Each line of the listing that contains the word "железа" is to be copied.

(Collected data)
################

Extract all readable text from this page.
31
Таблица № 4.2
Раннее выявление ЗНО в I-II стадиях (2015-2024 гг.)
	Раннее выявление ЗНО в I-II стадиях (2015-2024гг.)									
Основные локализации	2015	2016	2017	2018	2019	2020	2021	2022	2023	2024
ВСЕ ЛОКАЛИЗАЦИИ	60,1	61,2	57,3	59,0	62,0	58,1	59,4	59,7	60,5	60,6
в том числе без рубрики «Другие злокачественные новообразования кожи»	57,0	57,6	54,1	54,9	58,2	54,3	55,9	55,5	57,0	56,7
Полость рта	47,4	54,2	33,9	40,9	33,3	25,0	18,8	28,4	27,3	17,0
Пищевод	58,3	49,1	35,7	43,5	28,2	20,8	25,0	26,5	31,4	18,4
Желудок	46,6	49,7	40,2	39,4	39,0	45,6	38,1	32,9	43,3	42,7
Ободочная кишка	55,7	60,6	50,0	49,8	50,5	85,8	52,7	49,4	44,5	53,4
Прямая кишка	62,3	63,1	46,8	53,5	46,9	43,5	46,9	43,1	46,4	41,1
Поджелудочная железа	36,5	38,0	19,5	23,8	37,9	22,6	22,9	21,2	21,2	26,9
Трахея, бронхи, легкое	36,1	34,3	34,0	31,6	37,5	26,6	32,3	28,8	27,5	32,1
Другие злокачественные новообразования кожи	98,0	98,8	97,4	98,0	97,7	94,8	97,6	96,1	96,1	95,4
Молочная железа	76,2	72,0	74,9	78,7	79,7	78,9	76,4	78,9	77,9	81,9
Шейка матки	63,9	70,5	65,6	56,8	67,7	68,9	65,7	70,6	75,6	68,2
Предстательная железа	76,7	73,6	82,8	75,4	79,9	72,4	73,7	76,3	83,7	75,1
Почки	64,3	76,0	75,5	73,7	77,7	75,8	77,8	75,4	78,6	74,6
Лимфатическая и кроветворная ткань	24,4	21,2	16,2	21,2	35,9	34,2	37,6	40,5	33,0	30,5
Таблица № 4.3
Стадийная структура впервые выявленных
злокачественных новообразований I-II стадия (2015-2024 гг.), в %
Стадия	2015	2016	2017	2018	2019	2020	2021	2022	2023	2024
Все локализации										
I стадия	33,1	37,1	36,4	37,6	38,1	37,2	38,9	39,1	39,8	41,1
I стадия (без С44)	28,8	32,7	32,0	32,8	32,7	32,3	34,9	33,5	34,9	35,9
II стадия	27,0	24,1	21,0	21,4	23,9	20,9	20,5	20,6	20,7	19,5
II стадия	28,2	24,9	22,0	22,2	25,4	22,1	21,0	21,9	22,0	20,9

################

Finished exercise
Поджелудочная железа	36,5	38,0	19,5	23,8	37,9	22,6	22,9	21,2	21,2	26,9
Молочная железа	76,2	72,0	74,9	78,7	79,7	78,9	76,4	78,9	77,9	81,9
Предстательная железа	76,7	73,6	82,8	75,4	79,9	72,4	73,7	76,3	83,7	75,1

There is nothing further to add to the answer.